# strange laptop problem

## munk

Hello, I am experiencing a very strange problem on my laptop. I'm dual booting windows and linux. Windows boots and runs fine however whenever i boot into linux fluxbox loads fine then after a few seconds the scroll lock and caps lock lights start to flash and nothing responds. Occasionally even the power key wont work and I will have to wait until it runs out of battery power so that it switches itself off! I'm not sure why this has started to happen since everything was working fine before. I also dont think its a hardware problem since windows runs as normal. 

Does anyone have any ideas short of a complete reinstall?

Thanks in advance

----------

## nightcanton

Have you tried any others...like blackbox...or Gnome...?

Just to see if it still happens.

----------

## munk

I just tried blackbox and it never happened. However, when i tried to run konsole the system rebooted. I tried it again and the same thing happened. I also tried to run galeon and it segfaulted.

*GIVEN MATERIAL:*
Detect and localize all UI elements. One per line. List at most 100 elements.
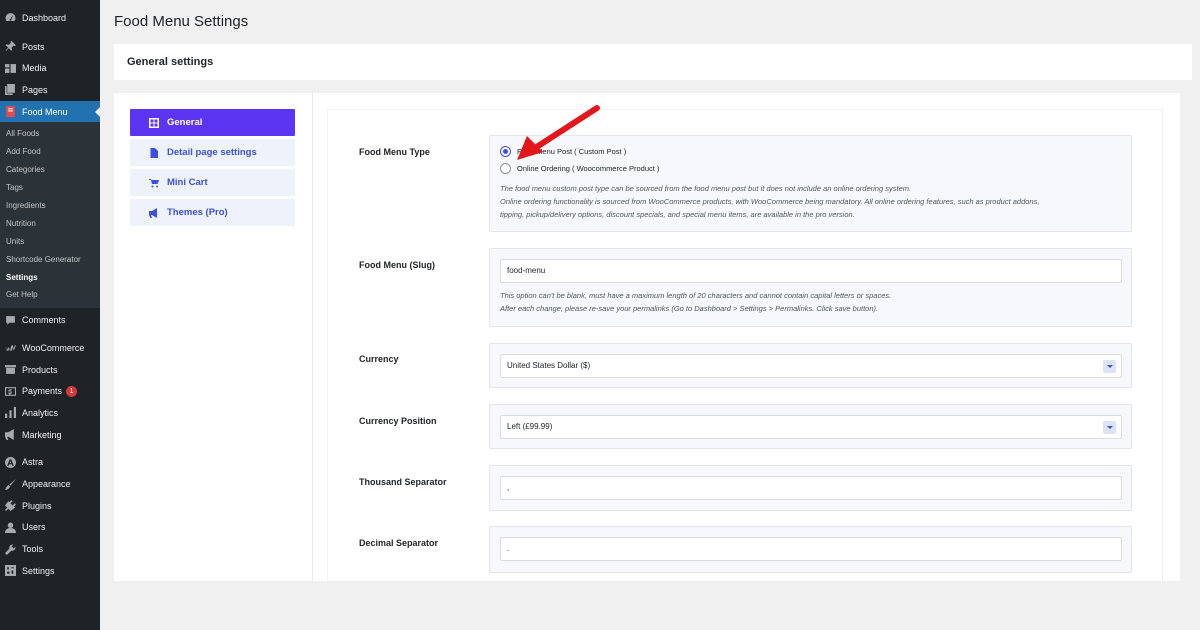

*OBJECTIVE:*
Answer from the laptop thread:
(a) Which two keyboard lights start to flash when the system stops responding in Linux?
(b) In which window manager did the problem not happen?
(c) What happened when galeon was run?
The listing has no connection to the laptop thread.

*SOLUTION BELOW:*
(a) The scroll lock and caps lock lights.
(b) Blackbox.
(c) It segfaulted.